-- Recorded data start --
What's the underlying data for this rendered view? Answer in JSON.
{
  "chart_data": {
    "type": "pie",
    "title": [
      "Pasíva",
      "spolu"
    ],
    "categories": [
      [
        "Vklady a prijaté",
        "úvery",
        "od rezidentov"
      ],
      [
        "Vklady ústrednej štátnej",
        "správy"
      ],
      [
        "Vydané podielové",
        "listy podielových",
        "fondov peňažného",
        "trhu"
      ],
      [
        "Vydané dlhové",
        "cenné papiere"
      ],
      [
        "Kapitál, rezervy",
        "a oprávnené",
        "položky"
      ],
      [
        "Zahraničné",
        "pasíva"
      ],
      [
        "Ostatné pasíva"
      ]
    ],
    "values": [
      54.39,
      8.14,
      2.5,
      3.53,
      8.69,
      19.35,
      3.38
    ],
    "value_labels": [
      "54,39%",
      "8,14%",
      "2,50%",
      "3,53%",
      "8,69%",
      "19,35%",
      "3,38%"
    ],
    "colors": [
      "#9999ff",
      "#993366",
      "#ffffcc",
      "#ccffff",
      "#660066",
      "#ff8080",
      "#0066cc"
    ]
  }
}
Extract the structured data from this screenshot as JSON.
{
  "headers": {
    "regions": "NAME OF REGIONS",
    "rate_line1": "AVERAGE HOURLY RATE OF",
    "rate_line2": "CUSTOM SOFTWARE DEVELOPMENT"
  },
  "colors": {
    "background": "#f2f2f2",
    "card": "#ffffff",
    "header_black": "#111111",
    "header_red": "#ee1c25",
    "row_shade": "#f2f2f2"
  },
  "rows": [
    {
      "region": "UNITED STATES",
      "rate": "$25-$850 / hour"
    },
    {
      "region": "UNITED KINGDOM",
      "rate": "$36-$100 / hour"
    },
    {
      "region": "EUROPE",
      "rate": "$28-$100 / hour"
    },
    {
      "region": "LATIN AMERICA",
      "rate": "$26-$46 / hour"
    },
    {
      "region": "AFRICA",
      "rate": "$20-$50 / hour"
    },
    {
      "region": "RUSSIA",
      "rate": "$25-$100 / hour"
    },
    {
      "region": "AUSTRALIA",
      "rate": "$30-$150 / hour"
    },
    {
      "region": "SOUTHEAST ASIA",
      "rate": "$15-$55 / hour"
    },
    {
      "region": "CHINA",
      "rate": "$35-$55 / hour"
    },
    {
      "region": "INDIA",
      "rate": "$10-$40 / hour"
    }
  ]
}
-- Recorded data end --
(Challenge)
Repeat the data verbatim.

(Reply)
What's the underlying data for this rendered view? Answer in JSON.
{
  "chart_data": {
    "type": "pie",
    "title": [
      "Pasíva",
      "spolu"
    ],
    "categories": [
      [
        "Vklady a prijaté",
        "úvery",
        "od rezidentov"
      ],
      [
        "Vklady ústrednej štátnej",
        "správy"
      ],
      [
        "Vydané podielové",
        "listy podielových",
        "fondov peňažného",
        "trhu"
      ],
      [
        "Vydané dlhové",
        "cenné papiere"
      ],
      [
        "Kapitál, rezervy",
        "a oprávnené",
        "položky"
      ],
      [
        "Zahraničné",
        "pasíva"
      ],
      [
        "Ostatné pasíva"
      ]
    ],
    "values": [
      54.39,
      8.14,
      2.5,
      3.53,
      8.69,
      19.35,
      3.38
    ],
    "value_labels": [
      "54,39%",
      "8,14%",
      "2,50%",
      "3,53%",
      "8,69%",
      "19,35%",
      "3,38%"
    ],
    "colors": [
      "#9999ff",
      "#993366",
      "#ffffcc",
      "#ccffff",
      "#660066",
      "#ff8080",
      "#0066cc"
    ]
  }
}
Extract the structured data from this screenshot as JSON.
{
  "headers": {
    "regions": "NAME OF REGIONS",
    "rate_line1": "AVERAGE HOURLY RATE OF",
    "rate_line2": "CUSTOM SOFTWARE DEVELOPMENT"
  },
  "colors": {
    "background": "#f2f2f2",
    "card": "#ffffff",
    "header_black": "#111111",
    "header_red": "#ee1c25",
    "row_shade": "#f2f2f2"
  },
  "rows": [
    {
      "region": "UNITED STATES",
      "rate": "$25-$850 / hour"
    },
    {
      "region": "UNITED KINGDOM",
      "rate": "$36-$100 / hour"
    },
    {
      "region": "EUROPE",
      "rate": "$28-$100 / hour"
    },
    {
      "region": "LATIN AMERICA",
      "rate": "$26-$46 / hour"
    },
    {
      "region": "AFRICA",
      "rate": "$20-$50 / hour"
    },
    {
      "region": "RUSSIA",
      "rate": "$25-$100 / hour"
    },
    {
      "region": "AUSTRALIA",
      "rate": "$30-$150 / hour"
    },
    {
      "region": "SOUTHEAST ASIA",
      "rate": "$15-$55 / hour"
    },
    {
      "region": "CHINA",
      "rate": "$35-$55 / hour"
    },
    {
      "region": "INDIA",
      "rate": "$10-$40 / hour"
    }
  ]
}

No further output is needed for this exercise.